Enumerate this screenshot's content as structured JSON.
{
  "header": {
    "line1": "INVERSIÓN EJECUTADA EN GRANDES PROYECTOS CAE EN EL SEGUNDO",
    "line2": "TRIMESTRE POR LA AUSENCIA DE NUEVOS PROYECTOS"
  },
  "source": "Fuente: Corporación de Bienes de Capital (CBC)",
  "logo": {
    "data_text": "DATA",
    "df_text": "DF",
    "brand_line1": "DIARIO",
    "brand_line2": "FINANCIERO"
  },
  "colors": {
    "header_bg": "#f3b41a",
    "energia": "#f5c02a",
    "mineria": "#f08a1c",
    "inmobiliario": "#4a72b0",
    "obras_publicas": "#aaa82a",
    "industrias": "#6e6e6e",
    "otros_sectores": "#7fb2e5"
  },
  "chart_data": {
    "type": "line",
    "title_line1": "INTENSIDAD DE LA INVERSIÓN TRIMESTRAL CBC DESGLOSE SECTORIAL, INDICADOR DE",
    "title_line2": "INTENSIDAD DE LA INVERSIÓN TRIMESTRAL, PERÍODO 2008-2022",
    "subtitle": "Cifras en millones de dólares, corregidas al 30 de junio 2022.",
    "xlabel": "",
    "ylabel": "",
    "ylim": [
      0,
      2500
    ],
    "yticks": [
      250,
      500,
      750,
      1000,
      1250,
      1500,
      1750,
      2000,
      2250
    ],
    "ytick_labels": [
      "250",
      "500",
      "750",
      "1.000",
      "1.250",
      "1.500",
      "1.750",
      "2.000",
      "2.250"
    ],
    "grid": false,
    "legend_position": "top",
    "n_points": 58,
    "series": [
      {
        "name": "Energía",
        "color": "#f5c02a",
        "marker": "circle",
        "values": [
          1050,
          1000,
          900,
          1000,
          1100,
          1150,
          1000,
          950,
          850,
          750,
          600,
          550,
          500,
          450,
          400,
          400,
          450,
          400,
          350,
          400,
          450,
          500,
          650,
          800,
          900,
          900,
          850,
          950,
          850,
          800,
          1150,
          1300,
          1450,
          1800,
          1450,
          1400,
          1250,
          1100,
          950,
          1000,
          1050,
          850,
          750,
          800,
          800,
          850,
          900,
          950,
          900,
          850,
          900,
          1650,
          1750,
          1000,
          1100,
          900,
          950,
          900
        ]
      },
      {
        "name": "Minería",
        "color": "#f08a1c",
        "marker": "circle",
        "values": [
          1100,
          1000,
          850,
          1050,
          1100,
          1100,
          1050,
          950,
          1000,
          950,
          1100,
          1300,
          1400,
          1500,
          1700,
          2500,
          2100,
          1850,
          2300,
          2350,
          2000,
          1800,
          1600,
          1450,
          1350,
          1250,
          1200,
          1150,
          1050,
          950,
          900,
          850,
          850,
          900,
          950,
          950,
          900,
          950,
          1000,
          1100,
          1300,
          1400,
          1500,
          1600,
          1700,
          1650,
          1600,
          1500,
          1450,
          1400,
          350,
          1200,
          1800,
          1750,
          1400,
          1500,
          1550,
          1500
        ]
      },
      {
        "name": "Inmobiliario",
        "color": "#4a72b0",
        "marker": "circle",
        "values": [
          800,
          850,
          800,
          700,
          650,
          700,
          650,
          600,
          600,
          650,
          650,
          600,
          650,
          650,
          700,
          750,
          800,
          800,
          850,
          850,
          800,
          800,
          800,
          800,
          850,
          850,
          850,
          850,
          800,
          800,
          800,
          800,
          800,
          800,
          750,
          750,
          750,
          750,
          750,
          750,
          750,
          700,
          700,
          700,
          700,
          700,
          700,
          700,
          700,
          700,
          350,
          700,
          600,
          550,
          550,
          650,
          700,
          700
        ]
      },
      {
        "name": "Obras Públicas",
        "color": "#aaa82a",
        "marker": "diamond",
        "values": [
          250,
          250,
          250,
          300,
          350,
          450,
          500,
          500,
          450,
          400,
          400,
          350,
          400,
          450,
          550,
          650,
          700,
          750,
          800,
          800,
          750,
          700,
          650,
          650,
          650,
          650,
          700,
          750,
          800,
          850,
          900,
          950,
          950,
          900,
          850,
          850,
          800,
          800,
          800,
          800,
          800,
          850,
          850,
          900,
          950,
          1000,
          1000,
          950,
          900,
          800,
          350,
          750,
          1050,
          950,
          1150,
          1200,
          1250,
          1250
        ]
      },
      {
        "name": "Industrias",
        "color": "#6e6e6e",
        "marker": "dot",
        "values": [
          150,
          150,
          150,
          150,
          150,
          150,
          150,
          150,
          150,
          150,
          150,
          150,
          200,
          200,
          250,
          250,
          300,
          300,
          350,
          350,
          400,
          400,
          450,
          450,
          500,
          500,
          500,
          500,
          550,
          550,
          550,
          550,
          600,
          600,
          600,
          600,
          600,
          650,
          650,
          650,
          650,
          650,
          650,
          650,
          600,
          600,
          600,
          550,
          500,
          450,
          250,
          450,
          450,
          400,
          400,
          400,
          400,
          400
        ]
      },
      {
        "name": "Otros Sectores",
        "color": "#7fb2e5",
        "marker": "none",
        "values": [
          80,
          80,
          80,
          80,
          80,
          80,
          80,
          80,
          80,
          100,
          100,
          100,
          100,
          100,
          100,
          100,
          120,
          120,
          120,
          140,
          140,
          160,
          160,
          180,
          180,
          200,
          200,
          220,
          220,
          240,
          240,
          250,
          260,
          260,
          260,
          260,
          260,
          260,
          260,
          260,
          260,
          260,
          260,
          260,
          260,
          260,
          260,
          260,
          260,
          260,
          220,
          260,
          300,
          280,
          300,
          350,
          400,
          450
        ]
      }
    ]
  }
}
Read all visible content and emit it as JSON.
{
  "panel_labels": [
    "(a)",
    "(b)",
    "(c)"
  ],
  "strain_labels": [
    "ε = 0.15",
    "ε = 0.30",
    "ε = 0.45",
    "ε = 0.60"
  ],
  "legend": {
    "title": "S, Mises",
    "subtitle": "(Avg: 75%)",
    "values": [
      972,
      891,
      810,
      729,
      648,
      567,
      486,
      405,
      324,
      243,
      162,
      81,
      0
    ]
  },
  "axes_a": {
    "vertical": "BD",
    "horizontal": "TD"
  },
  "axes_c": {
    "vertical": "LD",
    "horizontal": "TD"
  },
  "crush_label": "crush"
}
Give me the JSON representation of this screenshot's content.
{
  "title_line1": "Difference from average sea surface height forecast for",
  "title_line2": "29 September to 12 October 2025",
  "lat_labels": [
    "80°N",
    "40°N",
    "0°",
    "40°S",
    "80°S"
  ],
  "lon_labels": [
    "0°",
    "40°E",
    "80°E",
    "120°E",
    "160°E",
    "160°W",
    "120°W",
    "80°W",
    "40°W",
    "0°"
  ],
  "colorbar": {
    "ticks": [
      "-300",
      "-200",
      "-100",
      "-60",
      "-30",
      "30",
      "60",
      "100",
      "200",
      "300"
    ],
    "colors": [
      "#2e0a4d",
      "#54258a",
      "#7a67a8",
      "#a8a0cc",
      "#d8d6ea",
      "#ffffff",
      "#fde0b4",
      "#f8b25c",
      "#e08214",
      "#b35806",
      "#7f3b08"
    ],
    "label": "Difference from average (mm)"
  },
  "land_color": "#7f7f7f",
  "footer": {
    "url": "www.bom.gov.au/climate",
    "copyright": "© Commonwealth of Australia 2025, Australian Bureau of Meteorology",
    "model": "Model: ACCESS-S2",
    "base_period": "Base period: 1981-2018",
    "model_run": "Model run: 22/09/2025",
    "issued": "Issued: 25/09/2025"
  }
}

(Exercise goal):
Every record should be repeated exactly; please leave none out.

(Exercise solution):
Enumerate this screenshot's content as structured JSON.
{
  "header": {
    "line1": "INVERSIÓN EJECUTADA EN GRANDES PROYECTOS CAE EN EL SEGUNDO",
    "line2": "TRIMESTRE POR LA AUSENCIA DE NUEVOS PROYECTOS"
  },
  "source": "Fuente: Corporación de Bienes de Capital (CBC)",
  "logo": {
    "data_text": "DATA",
    "df_text": "DF",
    "brand_line1": "DIARIO",
    "brand_line2": "FINANCIERO"
  },
  "colors": {
    "header_bg": "#f3b41a",
    "energia": "#f5c02a",
    "mineria": "#f08a1c",
    "inmobiliario": "#4a72b0",
    "obras_publicas": "#aaa82a",
    "industrias": "#6e6e6e",
    "otros_sectores": "#7fb2e5"
  },
  "chart_data": {
    "type": "line",
    "title_line1": "INTENSIDAD DE LA INVERSIÓN TRIMESTRAL CBC DESGLOSE SECTORIAL, INDICADOR DE",
    "title_line2": "INTENSIDAD DE LA INVERSIÓN TRIMESTRAL, PERÍODO 2008-2022",
    "subtitle": "Cifras en millones de dólares, corregidas al 30 de junio 2022.",
    "xlabel": "",
    "ylabel": "",
    "ylim": [
      0,
      2500
    ],
    "yticks": [
      250,
      500,
      750,
      1000,
      1250,
      1500,
      1750,
      2000,
      2250
    ],
    "ytick_labels": [
      "250",
      "500",
      "750",
      "1.000",
      "1.250",
      "1.500",
      "1.750",
      "2.000",
      "2.250"
    ],
    "grid": false,
    "legend_position": "top",
    "n_points": 58,
    "series": [
      {
        "name": "Energía",
        "color": "#f5c02a",
        "marker": "circle",
        "values": [
          1050,
          1000,
          900,
          1000,
          1100,
          1150,
          1000,
          950,
          850,
          750,
          600,
          550,
          500,
          450,
          400,
          400,
          450,
          400,
          350,
          400,
          450,
          500,
          650,
          800,
          900,
          900,
          850,
          950,
          850,
          800,
          1150,
          1300,
          1450,
          1800,
          1450,
          1400,
          1250,
          1100,
          950,
          1000,
          1050,
          850,
          750,
          800,
          800,
          850,
          900,
          950,
          900,
          850,
          900,
          1650,
          1750,
          1000,
          1100,
          900,
          950,
          900
        ]
      },
      {
        "name": "Minería",
        "color": "#f08a1c",
        "marker": "circle",
        "values": [
          1100,
          1000,
          850,
          1050,
          1100,
          1100,
          1050,
          950,
          1000,
          950,
          1100,
          1300,
          1400,
          1500,
          1700,
          2500,
          2100,
          1850,
          2300,
          2350,
          2000,
          1800,
          1600,
          1450,
          1350,
          1250,
          1200,
          1150,
          1050,
          950,
          900,
          850,
          850,
          900,
          950,
          950,
          900,
          950,
          1000,
          1100,
          1300,
          1400,
          1500,
          1600,
          1700,
          1650,
          1600,
          1500,
          1450,
          1400,
          350,
          1200,
          1800,
          1750,
          1400,
          1500,
          1550,
          1500
        ]
      },
      {
        "name": "Inmobiliario",
        "color": "#4a72b0",
        "marker": "circle",
        "values": [
          800,
          850,
          800,
          700,
          650,
          700,
          650,
          600,
          600,
          650,
          650,
          600,
          650,
          650,
          700,
          750,
          800,
          800,
          850,
          850,
          800,
          800,
          800,
          800,
          850,
          850,
          850,
          850,
          800,
          800,
          800,
          800,
          800,
          800,
          750,
          750,
          750,
          750,
          750,
          750,
          750,
          700,
          700,
          700,
          700,
          700,
          700,
          700,
          700,
          700,
          350,
          700,
          600,
          550,
          550,
          650,
          700,
          700
        ]
      },
      {
        "name": "Obras Públicas",
        "color": "#aaa82a",
        "marker": "diamond",
        "values": [
          250,
          250,
          250,
          300,
          350,
          450,
          500,
          500,
          450,
          400,
          400,
          350,
          400,
          450,
          550,
          650,
          700,
          750,
          800,
          800,
          750,
          700,
          650,
          650,
          650,
          650,
          700,
          750,
          800,
          850,
          900,
          950,
          950,
          900,
          850,
          850,
          800,
          800,
          800,
          800,
          800,
          850,
          850,
          900,
          950,
          1000,
          1000,
          950,
          900,
          800,
          350,
          750,
          1050,
          950,
          1150,
          1200,
          1250,
          1250
        ]
      },
      {
        "name": "Industrias",
        "color": "#6e6e6e",
        "marker": "dot",
        "values": [
          150,
          150,
          150,
          150,
          150,
          150,
          150,
          150,
          150,
          150,
          150,
          150,
          200,
          200,
          250,
          250,
          300,
          300,
          350,
          350,
          400,
          400,
          450,
          450,
          500,
          500,
          500,
          500,
          550,
          550,
          550,
          550,
          600,
          600,
          600,
          600,
          600,
          650,
          650,
          650,
          650,
          650,
          650,
          650,
          600,
          600,
          600,
          550,
          500,
          450,
          250,
          450,
          450,
          400,
          400,
          400,
          400,
          400
        ]
      },
      {
        "name": "Otros Sectores",
        "color": "#7fb2e5",
        "marker": "none",
        "values": [
          80,
          80,
          80,
          80,
          80,
          80,
          80,
          80,
          80,
          100,
          100,
          100,
          100,
          100,
          100,
          100,
          120,
          120,
          120,
          140,
          140,
          160,
          160,
          180,
          180,
          200,
          200,
          220,
          220,
          240,
          240,
          250,
          260,
          260,
          260,
          260,
          260,
          260,
          260,
          260,
          260,
          260,
          260,
          260,
          260,
          260,
          260,
          260,
          260,
          260,
          220,
          260,
          300,
          280,
          300,
          350,
          400,
          450
        ]
      }
    ]
  }
}
Read all visible content and emit it as JSON.
{
  "panel_labels": [
    "(a)",
    "(b)",
    "(c)"
  ],
  "strain_labels": [
    "ε = 0.15",
    "ε = 0.30",
    "ε = 0.45",
    "ε = 0.60"
  ],
  "legend": {
    "title": "S, Mises",
    "subtitle": "(Avg: 75%)",
    "values": [
      972,
      891,
      810,
      729,
      648,
      567,
      486,
      405,
      324,
      243,
      162,
      81,
      0
    ]
  },
  "axes_a": {
    "vertical": "BD",
    "horizontal": "TD"
  },
  "axes_c": {
    "vertical": "LD",
    "horizontal": "TD"
  },
  "crush_label": "crush"
}
Give me the JSON representation of this screenshot's content.
{
  "title_line1": "Difference from average sea surface height forecast for",
  "title_line2": "29 September to 12 October 2025",
  "lat_labels": [
    "80°N",
    "40°N",
    "0°",
    "40°S",
    "80°S"
  ],
  "lon_labels": [
    "0°",
    "40°E",
    "80°E",
    "120°E",
    "160°E",
    "160°W",
    "120°W",
    "80°W",
    "40°W",
    "0°"
  ],
  "colorbar": {
    "ticks": [
      "-300",
      "-200",
      "-100",
      "-60",
      "-30",
      "30",
      "60",
      "100",
      "200",
      "300"
    ],
    "colors": [
      "#2e0a4d",
      "#54258a",
      "#7a67a8",
      "#a8a0cc",
      "#d8d6ea",
      "#ffffff",
      "#fde0b4",
      "#f8b25c",
      "#e08214",
      "#b35806",
      "#7f3b08"
    ],
    "label": "Difference from average (mm)"
  },
  "land_color": "#7f7f7f",
  "footer": {
    "url": "www.bom.gov.au/climate",
    "copyright": "© Commonwealth of Australia 2025, Australian Bureau of Meteorology",
    "model": "Model: ACCESS-S2",
    "base_period": "Base period: 1981-2018",
    "model_run": "Model run: 22/09/2025",
    "issued": "Issued: 25/09/2025"
  }
}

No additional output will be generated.